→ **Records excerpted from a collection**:
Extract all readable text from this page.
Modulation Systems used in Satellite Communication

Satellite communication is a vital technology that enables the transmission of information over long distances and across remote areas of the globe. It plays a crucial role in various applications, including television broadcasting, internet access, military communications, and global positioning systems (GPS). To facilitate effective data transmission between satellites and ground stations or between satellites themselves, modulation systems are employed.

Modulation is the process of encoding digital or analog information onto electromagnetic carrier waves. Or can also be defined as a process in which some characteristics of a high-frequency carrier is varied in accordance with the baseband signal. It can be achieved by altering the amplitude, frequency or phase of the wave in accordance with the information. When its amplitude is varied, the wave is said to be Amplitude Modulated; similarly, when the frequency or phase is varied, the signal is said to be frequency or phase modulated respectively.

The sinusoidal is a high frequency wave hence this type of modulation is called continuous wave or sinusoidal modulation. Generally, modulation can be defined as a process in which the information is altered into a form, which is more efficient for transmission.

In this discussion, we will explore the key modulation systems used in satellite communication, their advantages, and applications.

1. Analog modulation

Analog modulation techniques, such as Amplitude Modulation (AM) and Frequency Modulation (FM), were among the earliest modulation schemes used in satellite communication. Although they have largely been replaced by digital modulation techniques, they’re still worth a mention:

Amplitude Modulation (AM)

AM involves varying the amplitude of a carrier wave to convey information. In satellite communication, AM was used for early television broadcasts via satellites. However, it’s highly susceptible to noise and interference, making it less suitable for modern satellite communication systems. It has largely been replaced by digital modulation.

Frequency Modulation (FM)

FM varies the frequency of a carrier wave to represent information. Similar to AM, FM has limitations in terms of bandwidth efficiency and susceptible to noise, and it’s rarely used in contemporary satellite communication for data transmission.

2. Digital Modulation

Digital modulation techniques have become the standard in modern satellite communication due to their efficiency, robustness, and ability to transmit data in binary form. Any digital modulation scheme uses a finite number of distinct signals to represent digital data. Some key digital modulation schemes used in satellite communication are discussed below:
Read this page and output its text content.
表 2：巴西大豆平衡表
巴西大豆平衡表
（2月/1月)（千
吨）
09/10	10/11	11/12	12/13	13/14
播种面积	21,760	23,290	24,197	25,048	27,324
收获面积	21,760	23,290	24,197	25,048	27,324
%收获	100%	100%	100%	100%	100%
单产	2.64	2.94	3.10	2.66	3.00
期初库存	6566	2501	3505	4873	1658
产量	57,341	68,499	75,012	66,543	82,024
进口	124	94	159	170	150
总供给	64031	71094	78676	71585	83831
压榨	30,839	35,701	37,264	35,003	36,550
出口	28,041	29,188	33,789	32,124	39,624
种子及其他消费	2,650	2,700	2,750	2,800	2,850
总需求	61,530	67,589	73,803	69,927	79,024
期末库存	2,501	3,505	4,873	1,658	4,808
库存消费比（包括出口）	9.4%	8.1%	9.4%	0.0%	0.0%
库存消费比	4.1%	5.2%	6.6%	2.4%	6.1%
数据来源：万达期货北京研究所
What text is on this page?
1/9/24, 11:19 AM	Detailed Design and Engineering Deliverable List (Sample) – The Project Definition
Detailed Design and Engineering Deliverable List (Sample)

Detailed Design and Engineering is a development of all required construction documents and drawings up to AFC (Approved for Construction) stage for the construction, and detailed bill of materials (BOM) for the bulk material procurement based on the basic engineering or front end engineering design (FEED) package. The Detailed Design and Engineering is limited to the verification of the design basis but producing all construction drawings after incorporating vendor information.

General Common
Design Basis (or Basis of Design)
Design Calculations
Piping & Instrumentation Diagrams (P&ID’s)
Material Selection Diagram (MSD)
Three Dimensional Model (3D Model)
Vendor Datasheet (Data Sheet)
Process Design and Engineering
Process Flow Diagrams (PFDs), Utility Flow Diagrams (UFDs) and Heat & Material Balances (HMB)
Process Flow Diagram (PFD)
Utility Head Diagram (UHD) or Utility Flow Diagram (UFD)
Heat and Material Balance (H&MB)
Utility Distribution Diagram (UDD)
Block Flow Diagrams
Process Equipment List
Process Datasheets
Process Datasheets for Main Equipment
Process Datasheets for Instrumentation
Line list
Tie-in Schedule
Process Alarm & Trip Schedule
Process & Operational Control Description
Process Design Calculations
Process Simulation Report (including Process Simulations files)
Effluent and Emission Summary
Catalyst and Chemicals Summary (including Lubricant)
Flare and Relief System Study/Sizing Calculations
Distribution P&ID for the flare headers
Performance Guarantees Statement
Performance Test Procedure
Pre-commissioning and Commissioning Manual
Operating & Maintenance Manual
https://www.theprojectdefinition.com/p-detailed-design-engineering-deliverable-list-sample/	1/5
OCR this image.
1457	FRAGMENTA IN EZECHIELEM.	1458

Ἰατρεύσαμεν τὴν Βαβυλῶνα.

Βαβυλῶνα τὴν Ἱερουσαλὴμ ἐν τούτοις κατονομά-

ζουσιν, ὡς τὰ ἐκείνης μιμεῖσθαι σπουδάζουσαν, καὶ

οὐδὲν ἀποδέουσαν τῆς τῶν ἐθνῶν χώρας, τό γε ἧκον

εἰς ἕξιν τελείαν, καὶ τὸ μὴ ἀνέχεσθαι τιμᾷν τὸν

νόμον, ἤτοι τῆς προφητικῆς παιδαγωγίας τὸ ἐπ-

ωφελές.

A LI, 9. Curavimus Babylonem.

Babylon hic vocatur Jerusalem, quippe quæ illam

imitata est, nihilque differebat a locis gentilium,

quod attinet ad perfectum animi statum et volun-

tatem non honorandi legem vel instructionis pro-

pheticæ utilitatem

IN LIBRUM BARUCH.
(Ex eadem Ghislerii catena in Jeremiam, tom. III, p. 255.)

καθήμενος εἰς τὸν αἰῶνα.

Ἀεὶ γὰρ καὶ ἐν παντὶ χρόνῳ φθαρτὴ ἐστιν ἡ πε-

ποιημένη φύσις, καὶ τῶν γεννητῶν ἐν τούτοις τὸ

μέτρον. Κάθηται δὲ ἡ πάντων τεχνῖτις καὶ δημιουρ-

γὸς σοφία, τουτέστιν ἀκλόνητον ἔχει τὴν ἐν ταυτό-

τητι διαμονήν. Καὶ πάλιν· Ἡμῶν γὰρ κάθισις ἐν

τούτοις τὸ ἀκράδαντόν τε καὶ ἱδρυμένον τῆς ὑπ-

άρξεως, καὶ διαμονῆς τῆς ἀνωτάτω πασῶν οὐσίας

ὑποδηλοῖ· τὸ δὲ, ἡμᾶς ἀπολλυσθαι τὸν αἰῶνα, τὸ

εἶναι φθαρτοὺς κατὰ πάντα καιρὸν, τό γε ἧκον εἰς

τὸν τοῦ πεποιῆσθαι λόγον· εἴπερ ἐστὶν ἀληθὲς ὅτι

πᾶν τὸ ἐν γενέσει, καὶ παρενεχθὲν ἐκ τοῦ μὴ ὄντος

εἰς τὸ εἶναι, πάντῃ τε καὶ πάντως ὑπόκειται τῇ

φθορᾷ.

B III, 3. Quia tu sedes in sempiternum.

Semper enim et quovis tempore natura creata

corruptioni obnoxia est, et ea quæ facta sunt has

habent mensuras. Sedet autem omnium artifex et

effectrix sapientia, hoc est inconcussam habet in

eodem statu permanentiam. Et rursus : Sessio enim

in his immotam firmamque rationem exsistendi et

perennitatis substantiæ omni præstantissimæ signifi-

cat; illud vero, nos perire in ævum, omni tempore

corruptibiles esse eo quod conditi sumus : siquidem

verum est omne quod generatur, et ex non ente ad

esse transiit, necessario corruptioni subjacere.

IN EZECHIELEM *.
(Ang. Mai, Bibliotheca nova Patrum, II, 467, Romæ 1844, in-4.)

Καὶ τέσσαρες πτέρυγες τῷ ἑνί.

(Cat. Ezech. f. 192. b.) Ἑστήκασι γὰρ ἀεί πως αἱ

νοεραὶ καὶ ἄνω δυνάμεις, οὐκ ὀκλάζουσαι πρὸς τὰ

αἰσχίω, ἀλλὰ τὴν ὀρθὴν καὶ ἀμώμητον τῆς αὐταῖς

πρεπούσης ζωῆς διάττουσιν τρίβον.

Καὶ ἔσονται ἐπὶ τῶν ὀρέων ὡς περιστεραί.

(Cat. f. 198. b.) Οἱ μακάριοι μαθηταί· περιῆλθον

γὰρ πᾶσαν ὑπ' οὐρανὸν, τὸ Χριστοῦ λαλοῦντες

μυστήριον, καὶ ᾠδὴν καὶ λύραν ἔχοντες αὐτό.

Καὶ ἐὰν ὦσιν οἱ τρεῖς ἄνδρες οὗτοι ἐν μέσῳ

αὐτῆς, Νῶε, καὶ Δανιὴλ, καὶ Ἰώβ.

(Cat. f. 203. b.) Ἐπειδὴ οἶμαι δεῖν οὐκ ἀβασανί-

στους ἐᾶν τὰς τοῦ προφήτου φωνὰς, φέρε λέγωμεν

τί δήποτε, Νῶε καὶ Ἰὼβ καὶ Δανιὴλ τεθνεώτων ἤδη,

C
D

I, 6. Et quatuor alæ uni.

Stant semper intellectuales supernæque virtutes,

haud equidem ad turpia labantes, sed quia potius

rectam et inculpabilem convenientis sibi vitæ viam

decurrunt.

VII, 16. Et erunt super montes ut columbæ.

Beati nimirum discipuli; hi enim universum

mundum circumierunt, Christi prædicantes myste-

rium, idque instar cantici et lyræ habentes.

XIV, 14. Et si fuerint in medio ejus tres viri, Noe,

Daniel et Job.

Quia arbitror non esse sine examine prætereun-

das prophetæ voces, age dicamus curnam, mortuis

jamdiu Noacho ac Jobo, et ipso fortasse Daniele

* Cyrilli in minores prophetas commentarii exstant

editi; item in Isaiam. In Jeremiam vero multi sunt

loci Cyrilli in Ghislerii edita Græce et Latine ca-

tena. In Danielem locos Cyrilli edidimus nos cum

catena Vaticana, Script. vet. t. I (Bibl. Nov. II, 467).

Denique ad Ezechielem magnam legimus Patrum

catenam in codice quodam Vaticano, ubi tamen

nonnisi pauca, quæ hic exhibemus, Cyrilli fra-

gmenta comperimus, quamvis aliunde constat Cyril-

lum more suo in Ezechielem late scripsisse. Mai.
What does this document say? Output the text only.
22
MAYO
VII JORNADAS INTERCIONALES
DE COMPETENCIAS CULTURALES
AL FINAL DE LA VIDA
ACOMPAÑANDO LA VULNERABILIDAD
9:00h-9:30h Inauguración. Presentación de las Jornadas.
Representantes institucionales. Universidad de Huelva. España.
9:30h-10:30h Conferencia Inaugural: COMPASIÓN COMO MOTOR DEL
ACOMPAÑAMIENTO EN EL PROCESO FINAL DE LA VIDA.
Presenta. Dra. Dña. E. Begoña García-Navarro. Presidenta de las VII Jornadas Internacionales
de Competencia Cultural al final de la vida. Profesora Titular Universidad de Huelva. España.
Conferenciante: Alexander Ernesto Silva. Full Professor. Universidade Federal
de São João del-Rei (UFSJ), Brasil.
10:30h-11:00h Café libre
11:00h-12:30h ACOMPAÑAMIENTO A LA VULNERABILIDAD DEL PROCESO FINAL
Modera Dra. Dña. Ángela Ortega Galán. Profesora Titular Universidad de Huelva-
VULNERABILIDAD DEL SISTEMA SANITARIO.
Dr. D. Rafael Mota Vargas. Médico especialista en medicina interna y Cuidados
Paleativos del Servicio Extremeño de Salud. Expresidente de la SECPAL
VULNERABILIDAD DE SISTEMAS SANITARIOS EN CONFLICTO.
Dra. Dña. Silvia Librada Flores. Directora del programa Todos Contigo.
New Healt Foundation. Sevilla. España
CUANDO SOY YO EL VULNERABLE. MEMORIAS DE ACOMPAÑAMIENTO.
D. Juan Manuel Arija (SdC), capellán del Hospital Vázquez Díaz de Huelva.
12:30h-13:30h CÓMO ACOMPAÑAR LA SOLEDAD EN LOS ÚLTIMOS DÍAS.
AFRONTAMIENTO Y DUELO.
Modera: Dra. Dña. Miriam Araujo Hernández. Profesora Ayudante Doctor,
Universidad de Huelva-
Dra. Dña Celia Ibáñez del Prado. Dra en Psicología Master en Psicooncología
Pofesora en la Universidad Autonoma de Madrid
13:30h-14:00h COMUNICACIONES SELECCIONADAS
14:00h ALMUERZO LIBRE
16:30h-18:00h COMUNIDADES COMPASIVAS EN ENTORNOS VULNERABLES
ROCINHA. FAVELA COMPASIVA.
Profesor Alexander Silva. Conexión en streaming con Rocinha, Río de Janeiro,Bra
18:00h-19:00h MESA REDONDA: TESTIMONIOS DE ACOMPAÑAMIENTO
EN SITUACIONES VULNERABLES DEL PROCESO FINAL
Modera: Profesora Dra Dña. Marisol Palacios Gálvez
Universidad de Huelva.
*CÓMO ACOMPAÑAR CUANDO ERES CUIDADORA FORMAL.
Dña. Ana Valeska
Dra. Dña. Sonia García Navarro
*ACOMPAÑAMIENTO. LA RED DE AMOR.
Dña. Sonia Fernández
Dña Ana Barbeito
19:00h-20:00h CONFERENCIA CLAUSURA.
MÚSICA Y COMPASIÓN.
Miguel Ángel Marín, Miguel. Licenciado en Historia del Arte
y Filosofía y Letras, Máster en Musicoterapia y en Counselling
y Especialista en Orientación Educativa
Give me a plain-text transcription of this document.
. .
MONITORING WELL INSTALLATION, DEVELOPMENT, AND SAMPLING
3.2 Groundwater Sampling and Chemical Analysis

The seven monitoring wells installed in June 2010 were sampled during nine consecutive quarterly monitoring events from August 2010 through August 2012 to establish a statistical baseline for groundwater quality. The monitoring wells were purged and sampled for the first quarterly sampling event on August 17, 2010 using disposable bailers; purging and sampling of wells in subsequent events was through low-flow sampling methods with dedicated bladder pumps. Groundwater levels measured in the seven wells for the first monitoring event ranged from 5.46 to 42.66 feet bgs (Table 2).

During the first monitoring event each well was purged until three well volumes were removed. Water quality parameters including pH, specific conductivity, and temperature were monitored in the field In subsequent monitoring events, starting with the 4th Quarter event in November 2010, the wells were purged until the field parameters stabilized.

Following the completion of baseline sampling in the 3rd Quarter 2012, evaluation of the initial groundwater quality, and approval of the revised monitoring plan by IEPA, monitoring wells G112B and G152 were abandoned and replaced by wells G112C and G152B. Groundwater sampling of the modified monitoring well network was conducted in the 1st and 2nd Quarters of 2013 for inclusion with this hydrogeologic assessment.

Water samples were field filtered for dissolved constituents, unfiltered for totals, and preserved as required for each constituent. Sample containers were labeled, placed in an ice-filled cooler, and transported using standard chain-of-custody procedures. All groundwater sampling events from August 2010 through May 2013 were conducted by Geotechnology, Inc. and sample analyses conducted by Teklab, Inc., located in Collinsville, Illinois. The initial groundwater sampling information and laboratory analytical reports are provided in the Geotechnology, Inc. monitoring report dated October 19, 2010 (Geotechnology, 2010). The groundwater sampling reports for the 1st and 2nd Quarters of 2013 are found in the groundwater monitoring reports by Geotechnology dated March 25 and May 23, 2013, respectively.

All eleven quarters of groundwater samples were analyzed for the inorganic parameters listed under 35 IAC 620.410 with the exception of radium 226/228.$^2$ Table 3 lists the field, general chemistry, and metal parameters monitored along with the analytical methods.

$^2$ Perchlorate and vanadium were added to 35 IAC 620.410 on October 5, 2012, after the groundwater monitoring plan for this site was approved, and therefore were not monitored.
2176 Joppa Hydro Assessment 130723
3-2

→ **YOUR GOAL**:
Determine how many lines of this listing contain "Equipment", and give only the number.

→ **EXPECTED OUTPUT**:
2